▶ **About this exercise**
Would you write out the entries again, exactly as they are, but without images?

▶ **Exercise inputs**

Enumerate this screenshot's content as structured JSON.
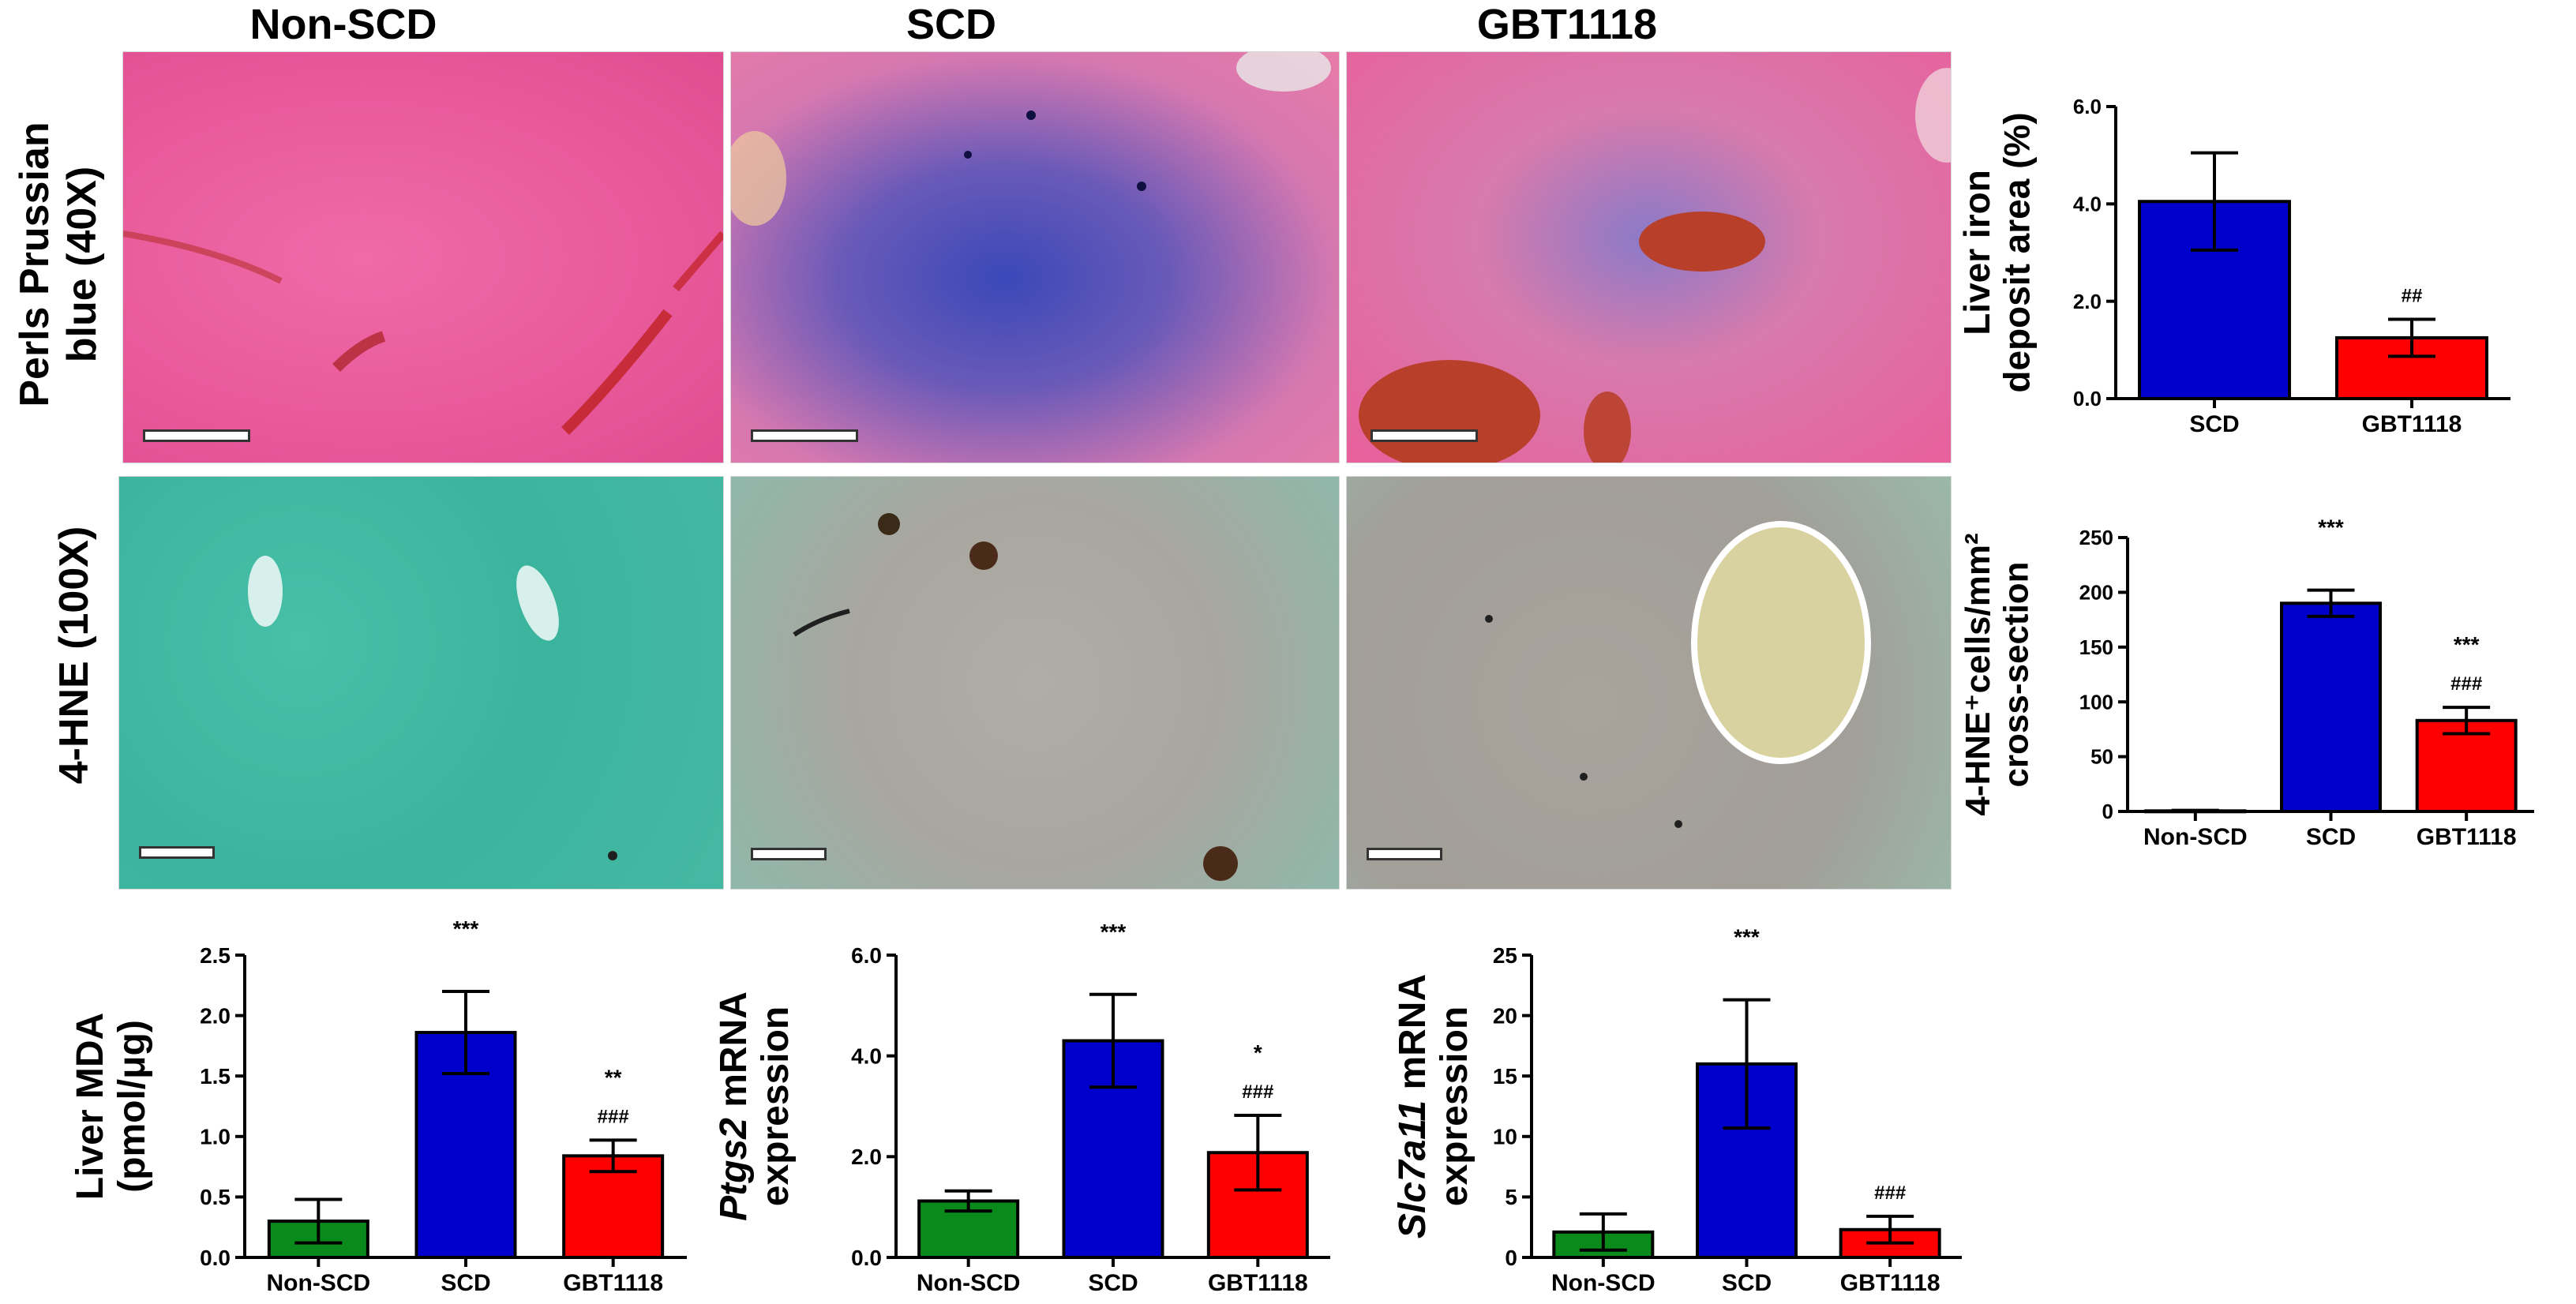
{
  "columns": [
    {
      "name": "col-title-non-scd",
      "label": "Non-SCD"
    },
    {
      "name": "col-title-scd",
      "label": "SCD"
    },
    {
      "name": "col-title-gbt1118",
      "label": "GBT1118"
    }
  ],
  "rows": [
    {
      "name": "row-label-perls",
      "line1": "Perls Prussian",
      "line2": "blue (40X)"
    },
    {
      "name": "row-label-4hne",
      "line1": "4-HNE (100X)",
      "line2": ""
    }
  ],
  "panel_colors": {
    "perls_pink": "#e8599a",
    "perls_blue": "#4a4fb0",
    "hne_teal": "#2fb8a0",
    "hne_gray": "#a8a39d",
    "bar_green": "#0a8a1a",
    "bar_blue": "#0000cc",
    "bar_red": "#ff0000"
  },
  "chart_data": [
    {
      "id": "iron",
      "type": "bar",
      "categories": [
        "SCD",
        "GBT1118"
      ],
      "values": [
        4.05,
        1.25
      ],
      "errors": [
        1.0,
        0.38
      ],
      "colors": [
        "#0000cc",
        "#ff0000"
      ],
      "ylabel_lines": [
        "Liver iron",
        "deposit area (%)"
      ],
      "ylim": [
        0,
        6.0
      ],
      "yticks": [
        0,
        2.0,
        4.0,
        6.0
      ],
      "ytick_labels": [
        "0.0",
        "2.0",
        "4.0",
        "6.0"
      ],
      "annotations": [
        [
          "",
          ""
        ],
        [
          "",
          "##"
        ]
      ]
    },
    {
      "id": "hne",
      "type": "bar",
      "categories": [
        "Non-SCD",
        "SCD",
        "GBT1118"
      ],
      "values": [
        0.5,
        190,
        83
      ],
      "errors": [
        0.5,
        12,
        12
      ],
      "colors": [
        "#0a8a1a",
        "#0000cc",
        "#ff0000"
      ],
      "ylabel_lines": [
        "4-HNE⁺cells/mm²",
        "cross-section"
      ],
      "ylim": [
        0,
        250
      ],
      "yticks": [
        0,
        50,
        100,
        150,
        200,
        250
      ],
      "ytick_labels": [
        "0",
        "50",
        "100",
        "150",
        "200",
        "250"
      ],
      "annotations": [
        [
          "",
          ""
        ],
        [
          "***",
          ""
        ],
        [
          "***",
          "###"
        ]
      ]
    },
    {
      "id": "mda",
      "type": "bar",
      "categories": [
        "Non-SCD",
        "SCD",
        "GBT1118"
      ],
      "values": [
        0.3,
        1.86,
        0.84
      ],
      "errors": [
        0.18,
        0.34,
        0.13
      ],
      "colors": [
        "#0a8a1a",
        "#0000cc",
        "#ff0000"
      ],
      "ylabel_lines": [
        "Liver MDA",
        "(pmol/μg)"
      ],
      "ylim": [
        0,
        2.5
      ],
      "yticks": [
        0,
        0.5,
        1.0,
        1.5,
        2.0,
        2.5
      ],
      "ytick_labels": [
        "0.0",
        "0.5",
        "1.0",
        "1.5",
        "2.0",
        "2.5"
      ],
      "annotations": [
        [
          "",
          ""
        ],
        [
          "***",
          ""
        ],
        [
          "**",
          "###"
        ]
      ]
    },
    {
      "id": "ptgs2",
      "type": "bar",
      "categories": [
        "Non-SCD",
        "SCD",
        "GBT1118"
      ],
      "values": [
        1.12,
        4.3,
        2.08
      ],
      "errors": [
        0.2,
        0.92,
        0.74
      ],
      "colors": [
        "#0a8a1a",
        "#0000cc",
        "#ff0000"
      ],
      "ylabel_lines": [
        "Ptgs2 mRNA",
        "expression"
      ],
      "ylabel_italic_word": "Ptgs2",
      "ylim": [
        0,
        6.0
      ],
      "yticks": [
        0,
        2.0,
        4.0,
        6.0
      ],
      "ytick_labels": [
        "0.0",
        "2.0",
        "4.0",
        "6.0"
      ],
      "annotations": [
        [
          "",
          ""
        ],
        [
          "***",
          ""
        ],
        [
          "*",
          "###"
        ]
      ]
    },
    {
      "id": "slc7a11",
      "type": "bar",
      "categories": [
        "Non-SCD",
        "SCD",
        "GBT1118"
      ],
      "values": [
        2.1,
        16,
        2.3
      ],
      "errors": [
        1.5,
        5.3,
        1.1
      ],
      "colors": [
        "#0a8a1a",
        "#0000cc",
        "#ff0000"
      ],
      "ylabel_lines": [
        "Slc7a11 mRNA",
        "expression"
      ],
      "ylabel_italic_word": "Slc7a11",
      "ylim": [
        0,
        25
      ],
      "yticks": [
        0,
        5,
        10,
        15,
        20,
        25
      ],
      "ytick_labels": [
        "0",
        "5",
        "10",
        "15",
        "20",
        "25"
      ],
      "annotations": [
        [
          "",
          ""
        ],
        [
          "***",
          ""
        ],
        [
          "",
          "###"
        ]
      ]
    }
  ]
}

▶ **Solution below**
Enumerate this screenshot's content as structured JSON.
{
  "columns": [
    {
      "name": "col-title-non-scd",
      "label": "Non-SCD"
    },
    {
      "name": "col-title-scd",
      "label": "SCD"
    },
    {
      "name": "col-title-gbt1118",
      "label": "GBT1118"
    }
  ],
  "rows": [
    {
      "name": "row-label-perls",
      "line1": "Perls Prussian",
      "line2": "blue (40X)"
    },
    {
      "name": "row-label-4hne",
      "line1": "4-HNE (100X)",
      "line2": ""
    }
  ],
  "panel_colors": {
    "perls_pink": "#e8599a",
    "perls_blue": "#4a4fb0",
    "hne_teal": "#2fb8a0",
    "hne_gray": "#a8a39d",
    "bar_green": "#0a8a1a",
    "bar_blue": "#0000cc",
    "bar_red": "#ff0000"
  },
  "chart_data": [
    {
      "id": "iron",
      "type": "bar",
      "categories": [
        "SCD",
        "GBT1118"
      ],
      "values": [
        4.05,
        1.25
      ],
      "errors": [
        1.0,
        0.38
      ],
      "colors": [
        "#0000cc",
        "#ff0000"
      ],
      "ylabel_lines": [
        "Liver iron",
        "deposit area (%)"
      ],
      "ylim": [
        0,
        6.0
      ],
      "yticks": [
        0,
        2.0,
        4.0,
        6.0
      ],
      "ytick_labels": [
        "0.0",
        "2.0",
        "4.0",
        "6.0"
      ],
      "annotations": [
        [
          "",
          ""
        ],
        [
          "",
          "##"
        ]
      ]
    },
    {
      "id": "hne",
      "type": "bar",
      "categories": [
        "Non-SCD",
        "SCD",
        "GBT1118"
      ],
      "values": [
        0.5,
        190,
        83
      ],
      "errors": [
        0.5,
        12,
        12
      ],
      "colors": [
        "#0a8a1a",
        "#0000cc",
        "#ff0000"
      ],
      "ylabel_lines": [
        "4-HNE⁺cells/mm²",
        "cross-section"
      ],
      "ylim": [
        0,
        250
      ],
      "yticks": [
        0,
        50,
        100,
        150,
        200,
        250
      ],
      "ytick_labels": [
        "0",
        "50",
        "100",
        "150",
        "200",
        "250"
      ],
      "annotations": [
        [
          "",
          ""
        ],
        [
          "***",
          ""
        ],
        [
          "***",
          "###"
        ]
      ]
    },
    {
      "id": "mda",
      "type": "bar",
      "categories": [
        "Non-SCD",
        "SCD",
        "GBT1118"
      ],
      "values": [
        0.3,
        1.86,
        0.84
      ],
      "errors": [
        0.18,
        0.34,
        0.13
      ],
      "colors": [
        "#0a8a1a",
        "#0000cc",
        "#ff0000"
      ],
      "ylabel_lines": [
        "Liver MDA",
        "(pmol/μg)"
      ],
      "ylim": [
        0,
        2.5
      ],
      "yticks": [
        0,
        0.5,
        1.0,
        1.5,
        2.0,
        2.5
      ],
      "ytick_labels": [
        "0.0",
        "0.5",
        "1.0",
        "1.5",
        "2.0",
        "2.5"
      ],
      "annotations": [
        [
          "",
          ""
        ],
        [
          "***",
          ""
        ],
        [
          "**",
          "###"
        ]
      ]
    },
    {
      "id": "ptgs2",
      "type": "bar",
      "categories": [
        "Non-SCD",
        "SCD",
        "GBT1118"
      ],
      "values": [
        1.12,
        4.3,
        2.08
      ],
      "errors": [
        0.2,
        0.92,
        0.74
      ],
      "colors": [
        "#0a8a1a",
        "#0000cc",
        "#ff0000"
      ],
      "ylabel_lines": [
        "Ptgs2 mRNA",
        "expression"
      ],
      "ylabel_italic_word": "Ptgs2",
      "ylim": [
        0,
        6.0
      ],
      "yticks": [
        0,
        2.0,
        4.0,
        6.0
      ],
      "ytick_labels": [
        "0.0",
        "2.0",
        "4.0",
        "6.0"
      ],
      "annotations": [
        [
          "",
          ""
        ],
        [
          "***",
          ""
        ],
        [
          "*",
          "###"
        ]
      ]
    },
    {
      "id": "slc7a11",
      "type": "bar",
      "categories": [
        "Non-SCD",
        "SCD",
        "GBT1118"
      ],
      "values": [
        2.1,
        16,
        2.3
      ],
      "errors": [
        1.5,
        5.3,
        1.1
      ],
      "colors": [
        "#0a8a1a",
        "#0000cc",
        "#ff0000"
      ],
      "ylabel_lines": [
        "Slc7a11 mRNA",
        "expression"
      ],
      "ylabel_italic_word": "Slc7a11",
      "ylim": [
        0,
        25
      ],
      "yticks": [
        0,
        5,
        10,
        15,
        20,
        25
      ],
      "ytick_labels": [
        "0",
        "5",
        "10",
        "15",
        "20",
        "25"
      ],
      "annotations": [
        [
          "",
          ""
        ],
        [
          "***",
          ""
        ],
        [
          "",
          "###"
        ]
      ]
    }
  ]
}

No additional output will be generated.